== Rows from a dataset ==
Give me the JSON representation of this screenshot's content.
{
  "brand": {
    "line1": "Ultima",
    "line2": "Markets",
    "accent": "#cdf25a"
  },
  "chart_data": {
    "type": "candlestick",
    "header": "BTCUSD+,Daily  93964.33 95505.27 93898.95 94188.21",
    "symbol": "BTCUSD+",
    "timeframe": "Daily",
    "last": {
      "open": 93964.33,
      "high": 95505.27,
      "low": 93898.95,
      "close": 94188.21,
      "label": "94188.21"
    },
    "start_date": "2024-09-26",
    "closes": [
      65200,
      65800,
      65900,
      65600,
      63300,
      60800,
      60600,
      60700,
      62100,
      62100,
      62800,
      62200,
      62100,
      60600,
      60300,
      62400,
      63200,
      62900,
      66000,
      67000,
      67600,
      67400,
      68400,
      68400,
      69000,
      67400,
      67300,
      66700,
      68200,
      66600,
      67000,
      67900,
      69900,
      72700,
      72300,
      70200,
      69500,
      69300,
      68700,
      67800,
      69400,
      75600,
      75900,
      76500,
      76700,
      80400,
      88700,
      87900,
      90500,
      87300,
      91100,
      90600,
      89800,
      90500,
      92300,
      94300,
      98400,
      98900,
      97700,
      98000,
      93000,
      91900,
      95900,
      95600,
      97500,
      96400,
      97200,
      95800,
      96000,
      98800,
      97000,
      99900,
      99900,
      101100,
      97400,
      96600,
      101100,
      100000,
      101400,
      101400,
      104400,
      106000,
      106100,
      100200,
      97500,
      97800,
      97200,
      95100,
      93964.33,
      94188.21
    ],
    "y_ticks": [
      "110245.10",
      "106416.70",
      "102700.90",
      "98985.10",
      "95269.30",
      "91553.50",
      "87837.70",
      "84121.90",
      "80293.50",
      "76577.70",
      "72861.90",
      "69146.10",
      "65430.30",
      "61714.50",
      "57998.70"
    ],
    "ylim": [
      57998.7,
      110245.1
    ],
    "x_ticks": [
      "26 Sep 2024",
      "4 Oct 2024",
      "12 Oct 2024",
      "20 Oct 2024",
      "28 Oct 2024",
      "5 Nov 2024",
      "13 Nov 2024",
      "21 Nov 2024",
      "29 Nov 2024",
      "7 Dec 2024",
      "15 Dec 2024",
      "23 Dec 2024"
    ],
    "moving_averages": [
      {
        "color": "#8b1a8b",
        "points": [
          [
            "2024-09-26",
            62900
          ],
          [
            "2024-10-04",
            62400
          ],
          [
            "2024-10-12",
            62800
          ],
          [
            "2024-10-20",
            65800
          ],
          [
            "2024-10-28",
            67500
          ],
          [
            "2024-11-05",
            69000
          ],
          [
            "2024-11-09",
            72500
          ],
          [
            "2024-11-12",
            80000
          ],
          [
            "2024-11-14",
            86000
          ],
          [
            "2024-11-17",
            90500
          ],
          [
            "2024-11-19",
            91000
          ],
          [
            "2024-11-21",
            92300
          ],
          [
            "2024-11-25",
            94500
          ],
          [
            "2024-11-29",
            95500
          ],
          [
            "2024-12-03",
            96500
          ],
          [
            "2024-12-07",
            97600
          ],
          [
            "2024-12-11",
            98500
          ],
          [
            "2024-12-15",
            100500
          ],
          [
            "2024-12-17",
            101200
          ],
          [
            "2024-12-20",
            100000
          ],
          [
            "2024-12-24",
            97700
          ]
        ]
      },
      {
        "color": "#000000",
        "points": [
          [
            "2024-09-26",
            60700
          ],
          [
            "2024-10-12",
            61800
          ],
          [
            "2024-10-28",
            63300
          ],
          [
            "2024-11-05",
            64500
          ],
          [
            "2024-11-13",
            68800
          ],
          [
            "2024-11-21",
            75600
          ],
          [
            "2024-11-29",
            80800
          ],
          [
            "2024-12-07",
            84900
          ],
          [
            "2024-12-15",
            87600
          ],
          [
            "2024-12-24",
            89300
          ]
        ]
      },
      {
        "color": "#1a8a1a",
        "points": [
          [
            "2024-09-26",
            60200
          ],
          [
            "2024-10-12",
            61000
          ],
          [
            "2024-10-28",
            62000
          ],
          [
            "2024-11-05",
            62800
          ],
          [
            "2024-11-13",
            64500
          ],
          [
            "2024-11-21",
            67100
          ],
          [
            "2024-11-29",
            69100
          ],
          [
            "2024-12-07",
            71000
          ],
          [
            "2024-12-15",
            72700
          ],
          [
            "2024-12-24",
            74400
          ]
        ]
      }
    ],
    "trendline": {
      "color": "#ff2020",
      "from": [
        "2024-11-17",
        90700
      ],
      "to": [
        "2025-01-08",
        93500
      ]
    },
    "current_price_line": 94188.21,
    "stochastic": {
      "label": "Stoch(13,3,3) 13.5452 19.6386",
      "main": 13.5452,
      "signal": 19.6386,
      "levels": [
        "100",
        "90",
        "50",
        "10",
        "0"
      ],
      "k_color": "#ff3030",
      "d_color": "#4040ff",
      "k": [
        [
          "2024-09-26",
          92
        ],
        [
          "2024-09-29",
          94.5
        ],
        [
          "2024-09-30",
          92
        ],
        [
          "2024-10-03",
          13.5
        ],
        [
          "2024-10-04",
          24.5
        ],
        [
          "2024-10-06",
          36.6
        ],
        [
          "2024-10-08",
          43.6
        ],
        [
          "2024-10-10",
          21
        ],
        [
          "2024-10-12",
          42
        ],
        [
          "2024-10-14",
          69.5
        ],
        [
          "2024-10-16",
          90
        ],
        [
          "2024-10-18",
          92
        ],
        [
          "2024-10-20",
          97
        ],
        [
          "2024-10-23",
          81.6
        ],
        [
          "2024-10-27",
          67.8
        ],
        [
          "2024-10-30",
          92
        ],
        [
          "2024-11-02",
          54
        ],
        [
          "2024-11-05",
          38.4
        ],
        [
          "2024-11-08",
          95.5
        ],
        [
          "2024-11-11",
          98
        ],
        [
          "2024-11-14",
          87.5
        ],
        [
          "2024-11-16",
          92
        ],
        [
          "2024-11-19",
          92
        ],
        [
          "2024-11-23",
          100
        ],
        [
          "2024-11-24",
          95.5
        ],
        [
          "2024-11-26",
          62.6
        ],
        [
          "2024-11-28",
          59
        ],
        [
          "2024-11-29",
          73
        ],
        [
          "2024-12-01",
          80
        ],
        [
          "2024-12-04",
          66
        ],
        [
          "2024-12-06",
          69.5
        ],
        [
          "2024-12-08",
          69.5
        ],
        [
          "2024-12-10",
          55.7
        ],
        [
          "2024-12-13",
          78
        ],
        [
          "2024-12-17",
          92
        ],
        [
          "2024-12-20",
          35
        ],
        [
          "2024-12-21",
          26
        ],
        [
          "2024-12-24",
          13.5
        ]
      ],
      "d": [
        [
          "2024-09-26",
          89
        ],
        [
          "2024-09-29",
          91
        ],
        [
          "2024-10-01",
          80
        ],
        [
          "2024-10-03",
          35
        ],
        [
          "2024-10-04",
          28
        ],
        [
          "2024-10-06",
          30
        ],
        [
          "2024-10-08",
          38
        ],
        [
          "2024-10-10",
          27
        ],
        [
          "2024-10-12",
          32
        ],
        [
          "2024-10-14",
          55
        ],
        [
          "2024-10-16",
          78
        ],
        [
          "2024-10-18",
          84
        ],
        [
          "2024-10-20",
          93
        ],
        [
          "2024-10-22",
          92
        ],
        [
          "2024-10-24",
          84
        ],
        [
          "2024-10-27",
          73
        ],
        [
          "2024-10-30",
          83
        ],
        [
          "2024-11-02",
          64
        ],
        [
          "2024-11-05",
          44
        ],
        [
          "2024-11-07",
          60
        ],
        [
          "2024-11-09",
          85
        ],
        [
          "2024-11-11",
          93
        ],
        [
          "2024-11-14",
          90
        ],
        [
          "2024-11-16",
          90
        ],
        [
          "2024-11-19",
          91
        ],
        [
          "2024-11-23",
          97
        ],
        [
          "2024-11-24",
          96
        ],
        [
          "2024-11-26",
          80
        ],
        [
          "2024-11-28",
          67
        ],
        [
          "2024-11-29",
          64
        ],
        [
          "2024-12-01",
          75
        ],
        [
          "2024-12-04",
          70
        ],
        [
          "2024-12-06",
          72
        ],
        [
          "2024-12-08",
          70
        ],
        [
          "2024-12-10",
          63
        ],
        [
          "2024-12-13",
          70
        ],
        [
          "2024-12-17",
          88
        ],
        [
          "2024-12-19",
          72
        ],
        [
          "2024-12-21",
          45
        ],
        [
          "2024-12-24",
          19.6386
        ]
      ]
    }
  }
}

== SET PROBLEM ==
Look over the listing above. Pick out and copy every line that includes "label".

== ANSWER BELOW ==
      "label": "94188.21"
      "label": "Stoch(13,3,3) 13.5452 19.6386",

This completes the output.